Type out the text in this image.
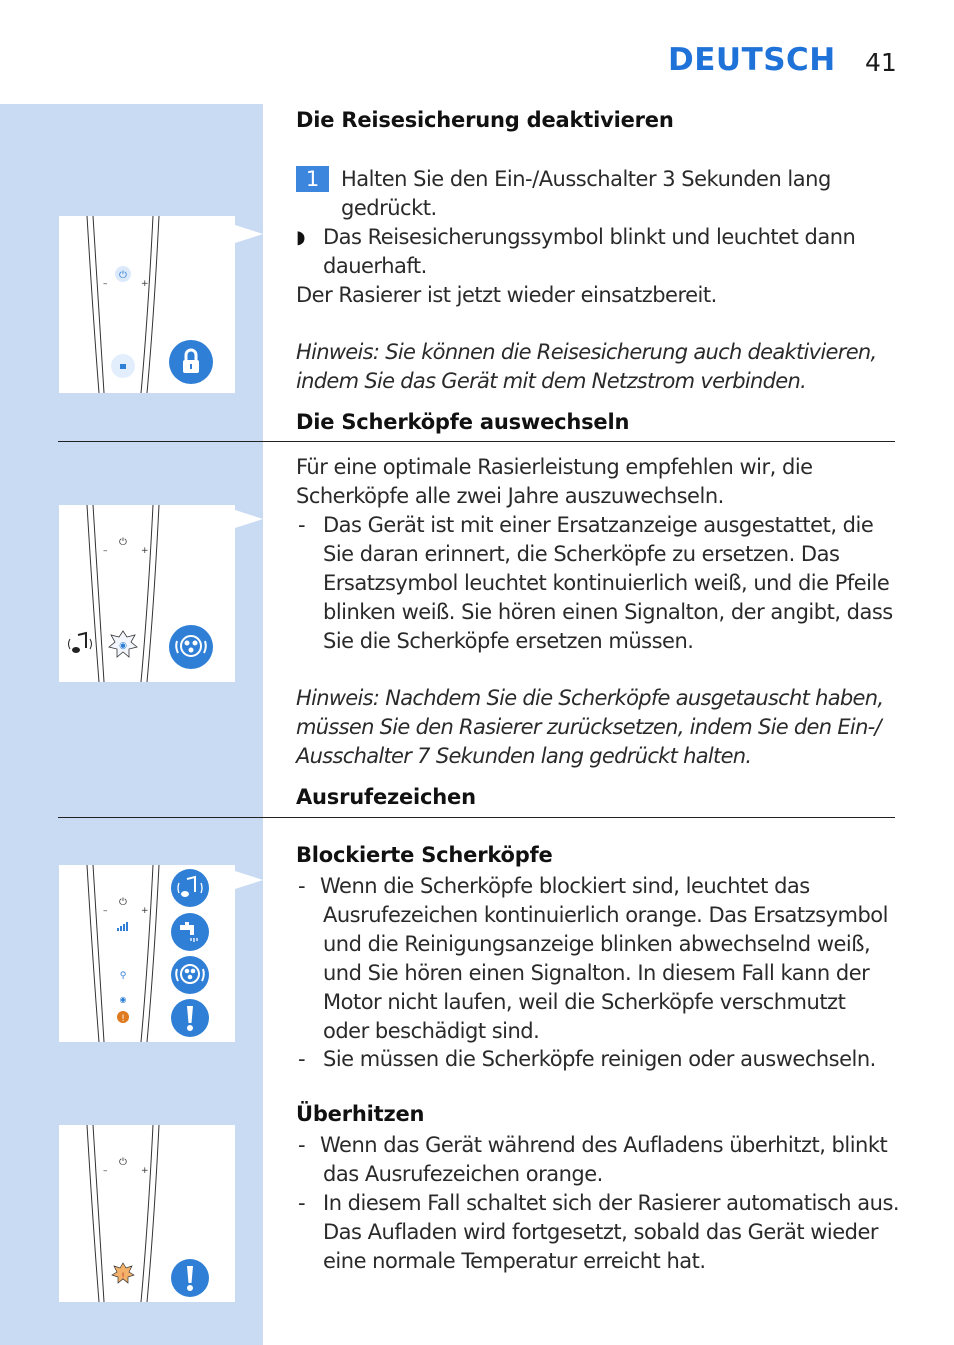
DEUTSCH 41
Die Reisesicherung deaktivieren
1	Halten Sie den Ein-/Ausschalter 3 Sekunden lang
gedrückt.
◗ Das Reisesicherungssymbol blinkt und leuchtet dann
dauerhaft.
Der Rasierer ist jetzt wieder einsatzbereit.
Hinweis: Sie können die Reisesicherung auch deaktivieren,
indem Sie das Gerät mit dem Netzstrom verbinden.
⏻
–	+
Die Scherköpfe auswechseln
Für eine optimale Rasierleistung empfehlen wir, die
Scherköpfe alle zwei Jahre auszuwechseln.
- Das Gerät ist mit einer Ersatzanzeige ausgestattet, die
Sie daran erinnert, die Scherköpfe zu ersetzen. Das
Ersatzsymbol leuchtet kontinuierlich weiß, und die Pfeile
blinken weiß. Sie hören einen Signalton, der angibt, dass
Sie die Scherköpfe ersetzen müssen.
Hinweis: Nachdem Sie die Scherköpfe ausgetauscht haben,
müssen Sie den Rasierer zurücksetzen, indem Sie den Ein-/
Ausschalter 7 Sekunden lang gedrückt halten.
⏻
–	+
◉
Ausrufezeichen
Blockierte Scherköpfe
- Wenn die Scherköpfe blockiert sind, leuchtet das
Ausrufezeichen kontinuierlich orange. Das Ersatzsymbol
und die Reinigungsanzeige blinken abwechselnd weiß,
und Sie hören einen Signalton. In diesem Fall kann der
Motor nicht laufen, weil die Scherköpfe verschmutzt
oder beschädigt sind.
- Sie müssen die Scherköpfe reinigen oder auswechseln.
⏻
–	+
⚲
◉
!
Überhitzen
- Wenn das Gerät während des Aufladens überhitzt, blinkt
das Ausrufezeichen orange.
- In diesem Fall schaltet sich der Rasierer automatisch aus.
Das Aufladen wird fortgesetzt, sobald das Gerät wieder
eine normale Temperatur erreicht hat.
⏻
–	+
!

§

Each entry shown above must be quoted exactly, with its pictures left out.

Type out the text in this image.
DEUTSCH 41
Die Reisesicherung deaktivieren
1	Halten Sie den Ein-/Ausschalter 3 Sekunden lang
gedrückt.
◗ Das Reisesicherungssymbol blinkt und leuchtet dann
dauerhaft.
Der Rasierer ist jetzt wieder einsatzbereit.
Hinweis: Sie können die Reisesicherung auch deaktivieren,
indem Sie das Gerät mit dem Netzstrom verbinden.
⏻
–	+
Die Scherköpfe auswechseln
Für eine optimale Rasierleistung empfehlen wir, die
Scherköpfe alle zwei Jahre auszuwechseln.
- Das Gerät ist mit einer Ersatzanzeige ausgestattet, die
Sie daran erinnert, die Scherköpfe zu ersetzen. Das
Ersatzsymbol leuchtet kontinuierlich weiß, und die Pfeile
blinken weiß. Sie hören einen Signalton, der angibt, dass
Sie die Scherköpfe ersetzen müssen.
Hinweis: Nachdem Sie die Scherköpfe ausgetauscht haben,
müssen Sie den Rasierer zurücksetzen, indem Sie den Ein-/
Ausschalter 7 Sekunden lang gedrückt halten.
⏻
–	+
◉
Ausrufezeichen
Blockierte Scherköpfe
- Wenn die Scherköpfe blockiert sind, leuchtet das
Ausrufezeichen kontinuierlich orange. Das Ersatzsymbol
und die Reinigungsanzeige blinken abwechselnd weiß,
und Sie hören einen Signalton. In diesem Fall kann der
Motor nicht laufen, weil die Scherköpfe verschmutzt
oder beschädigt sind.
- Sie müssen die Scherköpfe reinigen oder auswechseln.
⏻
–	+
⚲
◉
!
Überhitzen
- Wenn das Gerät während des Aufladens überhitzt, blinkt
das Ausrufezeichen orange.
- In diesem Fall schaltet sich der Rasierer automatisch aus.
Das Aufladen wird fortgesetzt, sobald das Gerät wieder
eine normale Temperatur erreicht hat.
⏻
–	+
!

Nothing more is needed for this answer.